>> BEGIN

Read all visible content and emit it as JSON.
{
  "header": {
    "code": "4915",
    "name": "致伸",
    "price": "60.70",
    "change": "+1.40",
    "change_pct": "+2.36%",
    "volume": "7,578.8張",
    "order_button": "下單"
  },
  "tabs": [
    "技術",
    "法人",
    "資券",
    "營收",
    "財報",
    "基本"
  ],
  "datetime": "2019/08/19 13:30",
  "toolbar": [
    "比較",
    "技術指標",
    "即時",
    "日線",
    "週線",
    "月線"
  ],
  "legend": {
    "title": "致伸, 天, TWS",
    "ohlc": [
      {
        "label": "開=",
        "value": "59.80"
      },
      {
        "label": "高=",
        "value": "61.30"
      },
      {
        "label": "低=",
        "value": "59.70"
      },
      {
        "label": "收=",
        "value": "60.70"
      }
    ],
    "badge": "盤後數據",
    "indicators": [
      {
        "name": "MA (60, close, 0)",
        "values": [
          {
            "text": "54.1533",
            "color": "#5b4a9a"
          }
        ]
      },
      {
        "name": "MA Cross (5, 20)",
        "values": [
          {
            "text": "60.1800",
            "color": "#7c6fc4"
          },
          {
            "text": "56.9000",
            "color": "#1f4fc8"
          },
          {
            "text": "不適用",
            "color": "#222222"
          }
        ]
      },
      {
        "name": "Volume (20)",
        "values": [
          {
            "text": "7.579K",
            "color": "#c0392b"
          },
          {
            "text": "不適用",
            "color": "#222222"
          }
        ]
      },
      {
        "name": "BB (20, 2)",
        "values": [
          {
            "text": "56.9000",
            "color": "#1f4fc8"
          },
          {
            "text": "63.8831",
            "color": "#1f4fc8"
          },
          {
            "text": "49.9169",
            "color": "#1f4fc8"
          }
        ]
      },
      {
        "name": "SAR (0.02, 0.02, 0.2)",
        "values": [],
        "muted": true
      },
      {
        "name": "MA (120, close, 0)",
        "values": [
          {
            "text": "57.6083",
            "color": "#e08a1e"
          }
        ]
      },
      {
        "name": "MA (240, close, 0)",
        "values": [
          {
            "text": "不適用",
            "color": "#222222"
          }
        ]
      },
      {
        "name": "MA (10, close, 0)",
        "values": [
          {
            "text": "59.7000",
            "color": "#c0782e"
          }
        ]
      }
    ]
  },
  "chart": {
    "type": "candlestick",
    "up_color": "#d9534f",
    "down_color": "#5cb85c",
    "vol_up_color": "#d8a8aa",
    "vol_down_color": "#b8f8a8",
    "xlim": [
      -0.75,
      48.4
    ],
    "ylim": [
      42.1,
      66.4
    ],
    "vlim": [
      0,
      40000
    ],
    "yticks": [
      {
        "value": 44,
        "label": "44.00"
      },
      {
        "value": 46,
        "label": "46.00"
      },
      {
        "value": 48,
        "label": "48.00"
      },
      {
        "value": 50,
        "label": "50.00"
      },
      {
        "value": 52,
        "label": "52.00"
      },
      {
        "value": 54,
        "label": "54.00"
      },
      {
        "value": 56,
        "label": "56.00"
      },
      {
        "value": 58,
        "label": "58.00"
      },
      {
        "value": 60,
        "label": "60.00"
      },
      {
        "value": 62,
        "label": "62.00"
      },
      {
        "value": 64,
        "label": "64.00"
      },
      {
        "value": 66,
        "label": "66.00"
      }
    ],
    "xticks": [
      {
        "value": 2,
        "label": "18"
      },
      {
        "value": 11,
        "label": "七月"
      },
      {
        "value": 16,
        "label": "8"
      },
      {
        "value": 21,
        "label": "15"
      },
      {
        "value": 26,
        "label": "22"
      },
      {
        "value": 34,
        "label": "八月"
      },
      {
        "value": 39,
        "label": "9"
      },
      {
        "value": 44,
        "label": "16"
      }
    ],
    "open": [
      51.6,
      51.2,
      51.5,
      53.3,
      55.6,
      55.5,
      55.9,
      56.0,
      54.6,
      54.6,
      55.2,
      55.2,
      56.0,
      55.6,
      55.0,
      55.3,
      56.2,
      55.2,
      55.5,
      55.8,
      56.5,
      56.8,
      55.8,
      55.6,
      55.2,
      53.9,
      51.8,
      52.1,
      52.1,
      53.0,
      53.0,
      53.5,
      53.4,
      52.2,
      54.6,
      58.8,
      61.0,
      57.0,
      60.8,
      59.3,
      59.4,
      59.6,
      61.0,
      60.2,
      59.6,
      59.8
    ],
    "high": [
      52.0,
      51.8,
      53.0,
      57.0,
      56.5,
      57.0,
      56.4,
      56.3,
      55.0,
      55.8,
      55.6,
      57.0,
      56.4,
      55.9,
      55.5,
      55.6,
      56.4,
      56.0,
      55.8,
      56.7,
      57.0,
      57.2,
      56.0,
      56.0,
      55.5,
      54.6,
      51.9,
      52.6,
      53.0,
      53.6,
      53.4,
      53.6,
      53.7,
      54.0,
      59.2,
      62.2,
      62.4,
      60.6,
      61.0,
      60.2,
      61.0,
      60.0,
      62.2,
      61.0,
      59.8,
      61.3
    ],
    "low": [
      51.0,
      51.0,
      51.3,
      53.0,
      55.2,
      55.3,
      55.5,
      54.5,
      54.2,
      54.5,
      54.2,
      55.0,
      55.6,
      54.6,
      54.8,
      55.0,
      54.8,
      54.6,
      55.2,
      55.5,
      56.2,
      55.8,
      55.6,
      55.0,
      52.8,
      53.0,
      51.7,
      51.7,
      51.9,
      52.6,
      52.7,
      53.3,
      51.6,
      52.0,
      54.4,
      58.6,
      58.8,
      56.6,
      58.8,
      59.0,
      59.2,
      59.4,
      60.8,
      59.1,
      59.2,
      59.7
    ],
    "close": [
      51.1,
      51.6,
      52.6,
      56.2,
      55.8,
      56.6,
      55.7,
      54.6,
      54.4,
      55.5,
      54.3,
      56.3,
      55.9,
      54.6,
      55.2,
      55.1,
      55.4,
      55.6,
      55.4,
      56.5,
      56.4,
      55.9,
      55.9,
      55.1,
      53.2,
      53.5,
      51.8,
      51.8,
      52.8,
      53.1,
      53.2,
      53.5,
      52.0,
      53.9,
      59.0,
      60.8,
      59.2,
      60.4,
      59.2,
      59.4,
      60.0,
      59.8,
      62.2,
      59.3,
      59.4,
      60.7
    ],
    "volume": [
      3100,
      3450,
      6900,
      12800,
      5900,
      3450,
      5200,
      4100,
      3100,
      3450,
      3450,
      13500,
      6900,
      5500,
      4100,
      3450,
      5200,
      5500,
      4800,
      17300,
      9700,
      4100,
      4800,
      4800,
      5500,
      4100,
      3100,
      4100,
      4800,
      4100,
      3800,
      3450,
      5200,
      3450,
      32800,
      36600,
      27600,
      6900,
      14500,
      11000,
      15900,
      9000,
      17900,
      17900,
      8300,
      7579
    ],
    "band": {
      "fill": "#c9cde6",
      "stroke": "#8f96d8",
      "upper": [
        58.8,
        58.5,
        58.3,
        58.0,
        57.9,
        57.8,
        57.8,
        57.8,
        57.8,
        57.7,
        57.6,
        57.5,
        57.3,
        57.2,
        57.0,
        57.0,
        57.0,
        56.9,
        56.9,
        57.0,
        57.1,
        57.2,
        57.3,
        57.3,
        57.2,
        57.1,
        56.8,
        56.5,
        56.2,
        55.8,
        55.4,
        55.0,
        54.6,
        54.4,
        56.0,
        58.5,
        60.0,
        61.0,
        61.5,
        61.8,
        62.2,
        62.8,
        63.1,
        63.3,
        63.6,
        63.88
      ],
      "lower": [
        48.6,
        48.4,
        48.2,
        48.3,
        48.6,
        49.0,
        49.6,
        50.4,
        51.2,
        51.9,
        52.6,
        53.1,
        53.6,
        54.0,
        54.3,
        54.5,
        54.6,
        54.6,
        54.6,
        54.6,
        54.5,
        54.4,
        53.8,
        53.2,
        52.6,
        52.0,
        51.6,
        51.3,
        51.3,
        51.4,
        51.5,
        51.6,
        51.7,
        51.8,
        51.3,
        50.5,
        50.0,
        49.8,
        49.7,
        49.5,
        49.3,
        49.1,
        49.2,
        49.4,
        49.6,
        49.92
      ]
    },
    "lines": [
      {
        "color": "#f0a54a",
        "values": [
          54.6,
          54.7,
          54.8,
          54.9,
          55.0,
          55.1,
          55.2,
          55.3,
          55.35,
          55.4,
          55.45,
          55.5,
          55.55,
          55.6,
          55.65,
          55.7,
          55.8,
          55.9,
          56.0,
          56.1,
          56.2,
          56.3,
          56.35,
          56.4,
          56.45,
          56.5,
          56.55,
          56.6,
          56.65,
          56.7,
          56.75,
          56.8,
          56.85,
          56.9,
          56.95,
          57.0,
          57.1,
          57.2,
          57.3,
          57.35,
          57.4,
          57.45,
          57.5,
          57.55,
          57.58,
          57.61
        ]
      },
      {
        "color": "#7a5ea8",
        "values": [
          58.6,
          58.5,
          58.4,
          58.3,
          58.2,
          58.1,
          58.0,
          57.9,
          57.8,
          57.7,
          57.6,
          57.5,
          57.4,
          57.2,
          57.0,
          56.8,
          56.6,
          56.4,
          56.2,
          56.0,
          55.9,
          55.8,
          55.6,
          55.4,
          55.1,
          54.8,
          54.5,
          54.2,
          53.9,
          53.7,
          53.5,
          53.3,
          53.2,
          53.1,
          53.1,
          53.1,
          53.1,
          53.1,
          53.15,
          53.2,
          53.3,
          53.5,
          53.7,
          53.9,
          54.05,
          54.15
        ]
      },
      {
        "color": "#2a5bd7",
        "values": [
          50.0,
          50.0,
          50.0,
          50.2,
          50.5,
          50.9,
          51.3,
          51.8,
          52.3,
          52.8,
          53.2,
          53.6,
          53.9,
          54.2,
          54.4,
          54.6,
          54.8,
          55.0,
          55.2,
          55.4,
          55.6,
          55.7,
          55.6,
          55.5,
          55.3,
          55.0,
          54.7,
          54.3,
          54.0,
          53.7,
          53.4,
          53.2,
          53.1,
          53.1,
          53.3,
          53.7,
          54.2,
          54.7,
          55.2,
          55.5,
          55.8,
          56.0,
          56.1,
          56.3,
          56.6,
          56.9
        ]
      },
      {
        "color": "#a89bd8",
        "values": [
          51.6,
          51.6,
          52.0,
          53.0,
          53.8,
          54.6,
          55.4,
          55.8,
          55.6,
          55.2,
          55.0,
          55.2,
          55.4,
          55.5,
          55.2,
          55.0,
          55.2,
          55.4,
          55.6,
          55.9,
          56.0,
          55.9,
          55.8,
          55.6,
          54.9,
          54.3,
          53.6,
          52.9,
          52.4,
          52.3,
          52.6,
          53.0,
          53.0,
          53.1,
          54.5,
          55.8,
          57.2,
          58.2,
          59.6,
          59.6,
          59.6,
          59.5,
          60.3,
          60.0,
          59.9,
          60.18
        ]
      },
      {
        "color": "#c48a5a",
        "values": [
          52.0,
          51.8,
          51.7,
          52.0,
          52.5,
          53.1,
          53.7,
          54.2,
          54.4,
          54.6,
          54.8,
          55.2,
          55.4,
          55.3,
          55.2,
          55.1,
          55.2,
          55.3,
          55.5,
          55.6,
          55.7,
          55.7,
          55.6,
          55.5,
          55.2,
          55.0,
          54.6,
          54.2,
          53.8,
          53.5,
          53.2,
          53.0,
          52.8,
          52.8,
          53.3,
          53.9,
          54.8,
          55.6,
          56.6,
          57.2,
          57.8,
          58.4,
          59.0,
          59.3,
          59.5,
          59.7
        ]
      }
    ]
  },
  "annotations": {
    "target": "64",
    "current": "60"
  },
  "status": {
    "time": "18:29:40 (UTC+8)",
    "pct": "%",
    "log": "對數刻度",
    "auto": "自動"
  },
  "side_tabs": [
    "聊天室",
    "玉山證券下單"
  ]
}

>> END

- _JOB_
Tally the lines of the listing that include "name". Reply with nothing but the count.

- _EXERCISE RESPONSE_
9